**Requirement:**
Each of the entries should be retyped precisely as it appears.

* begin *

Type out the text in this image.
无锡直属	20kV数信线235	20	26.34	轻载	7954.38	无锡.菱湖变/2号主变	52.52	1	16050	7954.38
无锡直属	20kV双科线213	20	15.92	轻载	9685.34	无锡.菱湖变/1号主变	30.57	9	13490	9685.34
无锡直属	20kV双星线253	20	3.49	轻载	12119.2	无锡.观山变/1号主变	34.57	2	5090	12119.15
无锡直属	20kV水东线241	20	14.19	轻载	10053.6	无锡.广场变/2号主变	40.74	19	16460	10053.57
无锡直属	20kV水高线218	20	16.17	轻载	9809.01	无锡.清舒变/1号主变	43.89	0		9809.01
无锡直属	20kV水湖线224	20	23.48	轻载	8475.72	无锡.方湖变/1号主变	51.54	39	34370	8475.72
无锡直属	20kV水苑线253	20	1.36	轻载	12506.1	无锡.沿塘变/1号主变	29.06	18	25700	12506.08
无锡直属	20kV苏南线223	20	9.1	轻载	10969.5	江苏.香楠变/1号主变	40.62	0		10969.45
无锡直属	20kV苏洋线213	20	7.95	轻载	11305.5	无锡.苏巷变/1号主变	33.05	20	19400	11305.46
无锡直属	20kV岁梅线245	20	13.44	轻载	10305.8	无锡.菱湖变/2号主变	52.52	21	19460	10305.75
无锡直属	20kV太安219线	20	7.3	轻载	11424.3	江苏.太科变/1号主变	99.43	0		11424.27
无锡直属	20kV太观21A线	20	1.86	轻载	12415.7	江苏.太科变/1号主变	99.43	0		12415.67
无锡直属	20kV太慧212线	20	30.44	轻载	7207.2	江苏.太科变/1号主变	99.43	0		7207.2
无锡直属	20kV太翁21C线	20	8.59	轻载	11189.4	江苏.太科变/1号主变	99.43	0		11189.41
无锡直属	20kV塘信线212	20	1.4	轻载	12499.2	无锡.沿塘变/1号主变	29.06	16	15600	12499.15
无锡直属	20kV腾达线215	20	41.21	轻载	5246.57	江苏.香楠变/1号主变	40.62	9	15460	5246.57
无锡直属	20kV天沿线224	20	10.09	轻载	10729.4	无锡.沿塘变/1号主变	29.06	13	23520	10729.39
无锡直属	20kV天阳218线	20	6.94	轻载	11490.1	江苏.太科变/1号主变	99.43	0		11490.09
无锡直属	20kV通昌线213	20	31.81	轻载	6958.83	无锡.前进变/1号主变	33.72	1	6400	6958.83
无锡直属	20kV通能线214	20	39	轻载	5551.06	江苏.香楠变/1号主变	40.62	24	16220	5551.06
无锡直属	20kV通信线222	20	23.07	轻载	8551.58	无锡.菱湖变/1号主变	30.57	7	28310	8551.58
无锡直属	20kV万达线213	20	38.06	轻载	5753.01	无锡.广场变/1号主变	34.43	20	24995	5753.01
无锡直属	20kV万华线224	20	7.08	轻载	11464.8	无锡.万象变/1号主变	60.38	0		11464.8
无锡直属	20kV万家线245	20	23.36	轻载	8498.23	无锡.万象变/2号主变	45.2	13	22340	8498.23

* end *

**Answer:**
Type out the text in this image.
无锡直属	20kV数信线235	20	26.34	轻载	7954.38	无锡.菱湖变/2号主变	52.52	1	16050	7954.38
无锡直属	20kV双科线213	20	15.92	轻载	9685.34	无锡.菱湖变/1号主变	30.57	9	13490	9685.34
无锡直属	20kV双星线253	20	3.49	轻载	12119.2	无锡.观山变/1号主变	34.57	2	5090	12119.15
无锡直属	20kV水东线241	20	14.19	轻载	10053.6	无锡.广场变/2号主变	40.74	19	16460	10053.57
无锡直属	20kV水高线218	20	16.17	轻载	9809.01	无锡.清舒变/1号主变	43.89	0		9809.01
无锡直属	20kV水湖线224	20	23.48	轻载	8475.72	无锡.方湖变/1号主变	51.54	39	34370	8475.72
无锡直属	20kV水苑线253	20	1.36	轻载	12506.1	无锡.沿塘变/1号主变	29.06	18	25700	12506.08
无锡直属	20kV苏南线223	20	9.1	轻载	10969.5	江苏.香楠变/1号主变	40.62	0		10969.45
无锡直属	20kV苏洋线213	20	7.95	轻载	11305.5	无锡.苏巷变/1号主变	33.05	20	19400	11305.46
无锡直属	20kV岁梅线245	20	13.44	轻载	10305.8	无锡.菱湖变/2号主变	52.52	21	19460	10305.75
无锡直属	20kV太安219线	20	7.3	轻载	11424.3	江苏.太科变/1号主变	99.43	0		11424.27
无锡直属	20kV太观21A线	20	1.86	轻载	12415.7	江苏.太科变/1号主变	99.43	0		12415.67
无锡直属	20kV太慧212线	20	30.44	轻载	7207.2	江苏.太科变/1号主变	99.43	0		7207.2
无锡直属	20kV太翁21C线	20	8.59	轻载	11189.4	江苏.太科变/1号主变	99.43	0		11189.41
无锡直属	20kV塘信线212	20	1.4	轻载	12499.2	无锡.沿塘变/1号主变	29.06	16	15600	12499.15
无锡直属	20kV腾达线215	20	41.21	轻载	5246.57	江苏.香楠变/1号主变	40.62	9	15460	5246.57
无锡直属	20kV天沿线224	20	10.09	轻载	10729.4	无锡.沿塘变/1号主变	29.06	13	23520	10729.39
无锡直属	20kV天阳218线	20	6.94	轻载	11490.1	江苏.太科变/1号主变	99.43	0		11490.09
无锡直属	20kV通昌线213	20	31.81	轻载	6958.83	无锡.前进变/1号主变	33.72	1	6400	6958.83
无锡直属	20kV通能线214	20	39	轻载	5551.06	江苏.香楠变/1号主变	40.62	24	16220	5551.06
无锡直属	20kV通信线222	20	23.07	轻载	8551.58	无锡.菱湖变/1号主变	30.57	7	28310	8551.58
无锡直属	20kV万达线213	20	38.06	轻载	5753.01	无锡.广场变/1号主变	34.43	20	24995	5753.01
无锡直属	20kV万华线224	20	7.08	轻载	11464.8	无锡.万象变/1号主变	60.38	0		11464.8
无锡直属	20kV万家线245	20	23.36	轻载	8498.23	无锡.万象变/2号主变	45.2	13	22340	8498.23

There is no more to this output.